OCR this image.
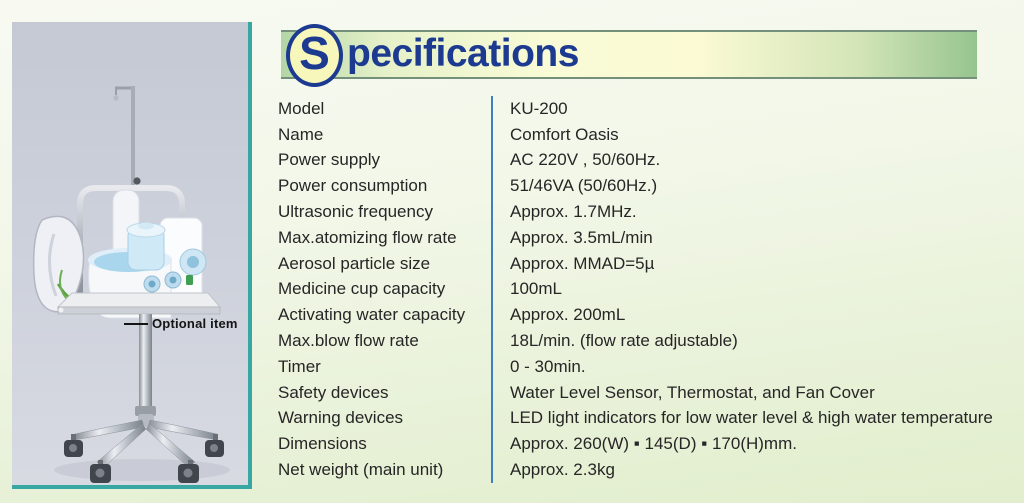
Optional item
S pecifications
Model	KU-200
Name	Comfort Oasis
Power supply	AC 220V , 50/60Hz.
Power consumption	51/46VA (50/60Hz.)
Ultrasonic frequency	Approx. 1.7MHz.
Max.atomizing flow rate	Approx. 3.5mL/min
Aerosol particle size	Approx. MMAD=5µ
Medicine cup capacity	100mL
Activating water capacity	Approx. 200mL
Max.blow flow rate	18L/min. (flow rate adjustable)
Timer	0 - 30min.
Safety devices	Water Level Sensor, Thermostat, and Fan Cover
Warning devices	LED light indicators for low water level & high water temperature
Dimensions	Approx. 260(W) ▪ 145(D) ▪ 170(H)mm.
Net weight (main unit)	Approx. 2.3kg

----

*Exercise prompt*. Write out all the entries exactly, except for the pictures.

*Complete response*.
OCR this image.
Optional item
S pecifications
Model	KU-200
Name	Comfort Oasis
Power supply	AC 220V , 50/60Hz.
Power consumption	51/46VA (50/60Hz.)
Ultrasonic frequency	Approx. 1.7MHz.
Max.atomizing flow rate	Approx. 3.5mL/min
Aerosol particle size	Approx. MMAD=5µ
Medicine cup capacity	100mL
Activating water capacity	Approx. 200mL
Max.blow flow rate	18L/min. (flow rate adjustable)
Timer	0 - 30min.
Safety devices	Water Level Sensor, Thermostat, and Fan Cover
Warning devices	LED light indicators for low water level & high water temperature
Dimensions	Approx. 260(W) ▪ 145(D) ▪ 170(H)mm.
Net weight (main unit)	Approx. 2.3kg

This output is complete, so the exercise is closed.